## begin Task data
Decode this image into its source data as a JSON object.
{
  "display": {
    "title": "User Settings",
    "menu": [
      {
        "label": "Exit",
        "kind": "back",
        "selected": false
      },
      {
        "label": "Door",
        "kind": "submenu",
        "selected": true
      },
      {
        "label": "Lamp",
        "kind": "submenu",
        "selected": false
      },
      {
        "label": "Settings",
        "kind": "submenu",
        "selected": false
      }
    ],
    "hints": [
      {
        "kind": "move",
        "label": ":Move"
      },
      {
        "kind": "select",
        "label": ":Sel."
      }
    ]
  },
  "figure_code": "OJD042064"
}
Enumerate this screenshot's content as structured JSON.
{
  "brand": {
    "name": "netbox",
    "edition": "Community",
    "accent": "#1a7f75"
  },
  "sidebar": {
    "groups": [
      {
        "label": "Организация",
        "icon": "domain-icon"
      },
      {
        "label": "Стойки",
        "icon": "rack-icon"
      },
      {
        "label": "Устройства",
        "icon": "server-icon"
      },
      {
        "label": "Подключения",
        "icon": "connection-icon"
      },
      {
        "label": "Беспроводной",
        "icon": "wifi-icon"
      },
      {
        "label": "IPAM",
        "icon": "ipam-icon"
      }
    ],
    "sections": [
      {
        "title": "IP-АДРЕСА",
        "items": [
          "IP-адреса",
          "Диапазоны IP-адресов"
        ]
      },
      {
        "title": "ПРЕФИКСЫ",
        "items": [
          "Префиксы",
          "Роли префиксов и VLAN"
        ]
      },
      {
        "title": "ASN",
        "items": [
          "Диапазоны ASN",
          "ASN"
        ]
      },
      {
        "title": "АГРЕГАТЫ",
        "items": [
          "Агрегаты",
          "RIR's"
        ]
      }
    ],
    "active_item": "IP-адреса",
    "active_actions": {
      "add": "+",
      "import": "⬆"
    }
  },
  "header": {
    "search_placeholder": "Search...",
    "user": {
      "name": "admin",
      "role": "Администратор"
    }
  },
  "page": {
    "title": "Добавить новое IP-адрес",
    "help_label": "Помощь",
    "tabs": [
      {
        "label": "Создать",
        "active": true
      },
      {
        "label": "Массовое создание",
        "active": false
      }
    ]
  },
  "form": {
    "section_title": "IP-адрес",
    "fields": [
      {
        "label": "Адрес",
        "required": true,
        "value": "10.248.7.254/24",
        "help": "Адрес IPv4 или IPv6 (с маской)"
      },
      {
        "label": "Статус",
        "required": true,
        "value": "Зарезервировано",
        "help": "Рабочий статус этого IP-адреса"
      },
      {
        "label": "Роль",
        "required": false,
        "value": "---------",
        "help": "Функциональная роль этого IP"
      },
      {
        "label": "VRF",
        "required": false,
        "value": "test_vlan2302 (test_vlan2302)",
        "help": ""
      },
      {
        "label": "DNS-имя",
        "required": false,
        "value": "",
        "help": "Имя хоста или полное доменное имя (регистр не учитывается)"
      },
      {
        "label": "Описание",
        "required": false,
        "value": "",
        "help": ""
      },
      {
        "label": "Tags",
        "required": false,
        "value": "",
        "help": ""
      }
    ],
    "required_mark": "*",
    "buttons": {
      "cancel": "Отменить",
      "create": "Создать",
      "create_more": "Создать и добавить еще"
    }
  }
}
## end Task data
### What to work on
Repeat the data in its entirety, character for character.

### Exercise output
Decode this image into its source data as a JSON object.
{
  "display": {
    "title": "User Settings",
    "menu": [
      {
        "label": "Exit",
        "kind": "back",
        "selected": false
      },
      {
        "label": "Door",
        "kind": "submenu",
        "selected": true
      },
      {
        "label": "Lamp",
        "kind": "submenu",
        "selected": false
      },
      {
        "label": "Settings",
        "kind": "submenu",
        "selected": false
      }
    ],
    "hints": [
      {
        "kind": "move",
        "label": ":Move"
      },
      {
        "kind": "select",
        "label": ":Sel."
      }
    ]
  },
  "figure_code": "OJD042064"
}
Enumerate this screenshot's content as structured JSON.
{
  "brand": {
    "name": "netbox",
    "edition": "Community",
    "accent": "#1a7f75"
  },
  "sidebar": {
    "groups": [
      {
        "label": "Организация",
        "icon": "domain-icon"
      },
      {
        "label": "Стойки",
        "icon": "rack-icon"
      },
      {
        "label": "Устройства",
        "icon": "server-icon"
      },
      {
        "label": "Подключения",
        "icon": "connection-icon"
      },
      {
        "label": "Беспроводной",
        "icon": "wifi-icon"
      },
      {
        "label": "IPAM",
        "icon": "ipam-icon"
      }
    ],
    "sections": [
      {
        "title": "IP-АДРЕСА",
        "items": [
          "IP-адреса",
          "Диапазоны IP-адресов"
        ]
      },
      {
        "title": "ПРЕФИКСЫ",
        "items": [
          "Префиксы",
          "Роли префиксов и VLAN"
        ]
      },
      {
        "title": "ASN",
        "items": [
          "Диапазоны ASN",
          "ASN"
        ]
      },
      {
        "title": "АГРЕГАТЫ",
        "items": [
          "Агрегаты",
          "RIR's"
        ]
      }
    ],
    "active_item": "IP-адреса",
    "active_actions": {
      "add": "+",
      "import": "⬆"
    }
  },
  "header": {
    "search_placeholder": "Search...",
    "user": {
      "name": "admin",
      "role": "Администратор"
    }
  },
  "page": {
    "title": "Добавить новое IP-адрес",
    "help_label": "Помощь",
    "tabs": [
      {
        "label": "Создать",
        "active": true
      },
      {
        "label": "Массовое создание",
        "active": false
      }
    ]
  },
  "form": {
    "section_title": "IP-адрес",
    "fields": [
      {
        "label": "Адрес",
        "required": true,
        "value": "10.248.7.254/24",
        "help": "Адрес IPv4 или IPv6 (с маской)"
      },
      {
        "label": "Статус",
        "required": true,
        "value": "Зарезервировано",
        "help": "Рабочий статус этого IP-адреса"
      },
      {
        "label": "Роль",
        "required": false,
        "value": "---------",
        "help": "Функциональная роль этого IP"
      },
      {
        "label": "VRF",
        "required": false,
        "value": "test_vlan2302 (test_vlan2302)",
        "help": ""
      },
      {
        "label": "DNS-имя",
        "required": false,
        "value": "",
        "help": "Имя хоста или полное доменное имя (регистр не учитывается)"
      },
      {
        "label": "Описание",
        "required": false,
        "value": "",
        "help": ""
      },
      {
        "label": "Tags",
        "required": false,
        "value": "",
        "help": ""
      }
    ],
    "required_mark": "*",
    "buttons": {
      "cancel": "Отменить",
      "create": "Создать",
      "create_more": "Создать и добавить еще"
    }
  }
}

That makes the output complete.